↓↓↓

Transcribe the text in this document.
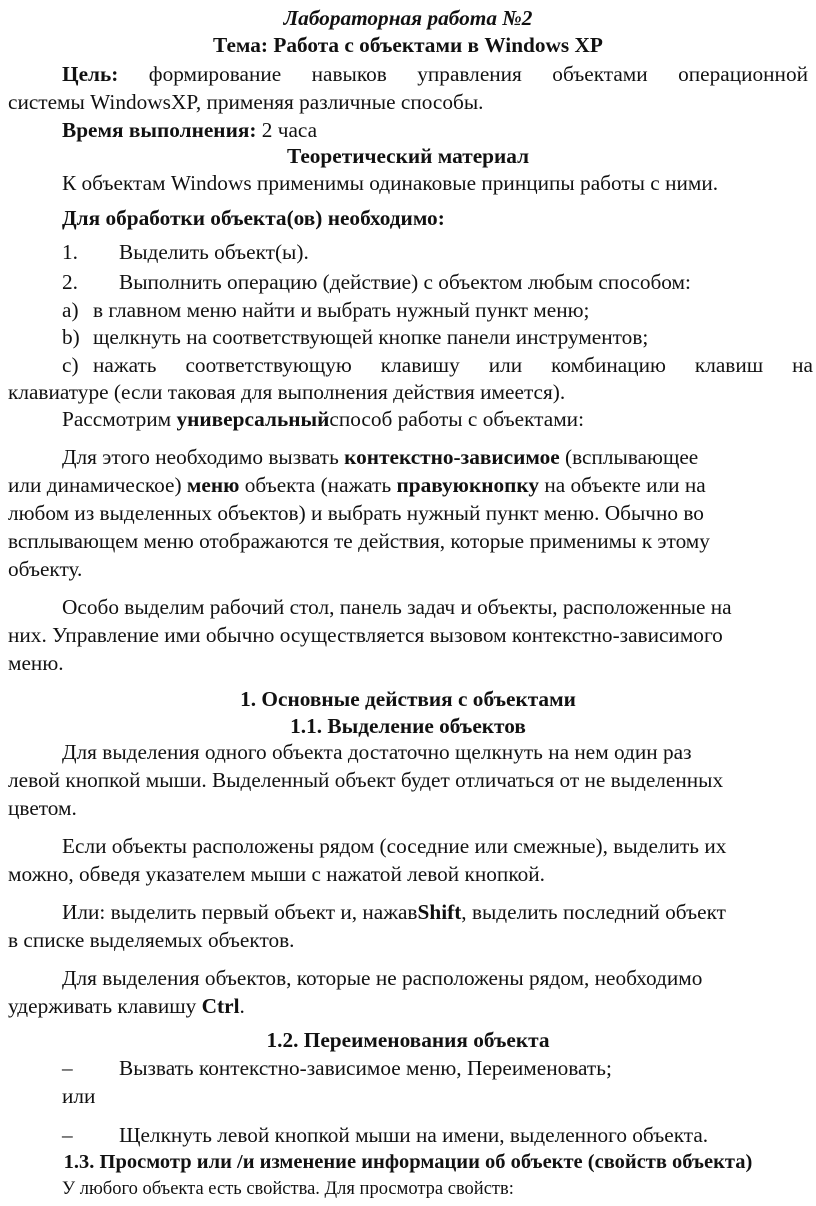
Лабораторная работа №2
Тема: Работа с объектами в Windows XP
Цель: формирование навыков управления объектами операционной
системы WindowsXP, применяя различные способы.
Время выполнения: 2 часа
Теоретический материал
К объектам Windows применимы одинаковые принципы работы с ними.
Для обработки объекта(ов) необходимо:
1. Выделить объект(ы).
2. Выполнить операцию (действие) с объектом любым способом:
a) в главном меню найти и выбрать нужный пункт меню;
b) щелкнуть на соответствующей кнопке панели инструментов;
c) нажать соответствующую клавишу или комбинацию клавиш на
клавиатуре (если таковая для выполнения действия имеется).
Рассмотрим универсальныйспособ работы с объектами:
Для этого необходимо вызвать контекстно-зависимое (всплывающее
или динамическое) меню объекта (нажать правуюкнопку на объекте или на
любом из выделенных объектов) и выбрать нужный пункт меню. Обычно во
всплывающем меню отображаются те действия, которые применимы к этому
объекту.
Особо выделим рабочий стол, панель задач и объекты, расположенные на
них. Управление ими обычно осуществляется вызовом контекстно-зависимого
меню.
1. Основные действия с объектами
1.1. Выделение объектов
Для выделения одного объекта достаточно щелкнуть на нем один раз
левой кнопкой мыши. Выделенный объект будет отличаться от не выделенных
цветом.
Если объекты расположены рядом (соседние или смежные), выделить их
можно, обведя указателем мыши с нажатой левой кнопкой.
Или: выделить первый объект и, нажавShift, выделить последний объект
в списке выделяемых объектов.
Для выделения объектов, которые не расположены рядом, необходимо
удерживать клавишу Ctrl.
1.2. Переименования объекта
– Вызвать контекстно-зависимое меню, Переименовать;
или
– Щелкнуть левой кнопкой мыши на имени, выделенного объекта.
1.3. Просмотр или /и изменение информации об объекте (свойств объекта)
У любого объекта есть свойства. Для просмотра свойств:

↑↑↑

◆ WHAT IS BEING ASKED ◆
Find each line that has the word "необходимо", then copy it out.

◆ EXPECTED ANSWER ◆
Для обработки объекта(ов) необходимо:
Для этого необходимо вызвать контекстно-зависимое (всплывающее
Для выделения объектов, которые не расположены рядом, необходимо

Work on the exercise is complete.